## [The task]
Identify every line in the records below that contains the word "Frey", and copy each of those lines.

——

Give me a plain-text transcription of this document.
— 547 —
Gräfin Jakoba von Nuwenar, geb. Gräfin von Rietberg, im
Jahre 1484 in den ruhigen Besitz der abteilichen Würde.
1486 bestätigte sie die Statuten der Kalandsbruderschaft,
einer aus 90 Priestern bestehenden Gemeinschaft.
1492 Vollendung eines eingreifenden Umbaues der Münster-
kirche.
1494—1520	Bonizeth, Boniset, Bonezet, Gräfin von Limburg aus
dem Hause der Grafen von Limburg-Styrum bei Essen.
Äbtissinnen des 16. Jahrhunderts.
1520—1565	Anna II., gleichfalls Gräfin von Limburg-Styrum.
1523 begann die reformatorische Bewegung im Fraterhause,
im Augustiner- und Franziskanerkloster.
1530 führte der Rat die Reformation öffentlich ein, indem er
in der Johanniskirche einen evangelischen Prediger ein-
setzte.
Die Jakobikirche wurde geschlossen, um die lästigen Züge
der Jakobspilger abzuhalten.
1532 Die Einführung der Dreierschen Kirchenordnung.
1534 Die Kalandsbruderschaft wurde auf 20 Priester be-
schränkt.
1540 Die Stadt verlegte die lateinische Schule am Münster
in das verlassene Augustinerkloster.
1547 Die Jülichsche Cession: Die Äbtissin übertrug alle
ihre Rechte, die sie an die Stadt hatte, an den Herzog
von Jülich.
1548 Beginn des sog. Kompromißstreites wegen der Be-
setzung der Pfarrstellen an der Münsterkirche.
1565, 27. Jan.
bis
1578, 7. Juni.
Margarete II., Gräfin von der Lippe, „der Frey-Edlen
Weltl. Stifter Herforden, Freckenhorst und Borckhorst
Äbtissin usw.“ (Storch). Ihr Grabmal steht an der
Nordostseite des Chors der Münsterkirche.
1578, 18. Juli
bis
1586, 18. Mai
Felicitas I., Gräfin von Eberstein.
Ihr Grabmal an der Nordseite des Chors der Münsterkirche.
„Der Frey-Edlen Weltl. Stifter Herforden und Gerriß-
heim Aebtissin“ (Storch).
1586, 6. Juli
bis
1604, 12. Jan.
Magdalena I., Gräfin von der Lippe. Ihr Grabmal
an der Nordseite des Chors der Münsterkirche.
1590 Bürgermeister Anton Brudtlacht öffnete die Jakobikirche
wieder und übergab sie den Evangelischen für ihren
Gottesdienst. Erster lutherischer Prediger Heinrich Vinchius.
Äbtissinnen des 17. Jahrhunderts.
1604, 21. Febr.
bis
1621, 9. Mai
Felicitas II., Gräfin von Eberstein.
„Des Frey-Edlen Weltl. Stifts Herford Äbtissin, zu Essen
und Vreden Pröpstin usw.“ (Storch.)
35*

——

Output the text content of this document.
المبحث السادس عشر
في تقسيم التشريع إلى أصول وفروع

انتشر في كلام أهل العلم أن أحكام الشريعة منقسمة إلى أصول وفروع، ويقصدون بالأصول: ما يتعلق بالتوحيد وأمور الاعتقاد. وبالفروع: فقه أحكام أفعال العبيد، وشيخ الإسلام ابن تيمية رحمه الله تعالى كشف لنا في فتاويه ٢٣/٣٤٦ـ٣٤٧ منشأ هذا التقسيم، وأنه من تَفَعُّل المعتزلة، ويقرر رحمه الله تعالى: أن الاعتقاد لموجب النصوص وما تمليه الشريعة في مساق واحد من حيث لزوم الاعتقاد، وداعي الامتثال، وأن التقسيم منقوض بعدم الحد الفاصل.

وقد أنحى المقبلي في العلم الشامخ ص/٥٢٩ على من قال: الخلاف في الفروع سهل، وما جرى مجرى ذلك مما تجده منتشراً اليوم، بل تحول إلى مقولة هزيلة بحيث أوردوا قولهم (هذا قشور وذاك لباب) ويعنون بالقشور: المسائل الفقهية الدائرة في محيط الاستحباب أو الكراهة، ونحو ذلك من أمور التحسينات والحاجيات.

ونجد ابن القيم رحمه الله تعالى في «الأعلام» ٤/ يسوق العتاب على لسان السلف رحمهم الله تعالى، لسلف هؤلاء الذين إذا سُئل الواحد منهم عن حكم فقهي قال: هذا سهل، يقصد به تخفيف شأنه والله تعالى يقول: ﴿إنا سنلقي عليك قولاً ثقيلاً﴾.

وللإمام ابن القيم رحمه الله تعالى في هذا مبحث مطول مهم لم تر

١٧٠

——

## [Output]
Margarete II., Gräfin von der Lippe, „der Frey-Edlen
„Der Frey-Edlen Weltl. Stifter Herforden und Gerriß-
„Des Frey-Edlen Weltl. Stifts Herford Äbtissin, zu Essen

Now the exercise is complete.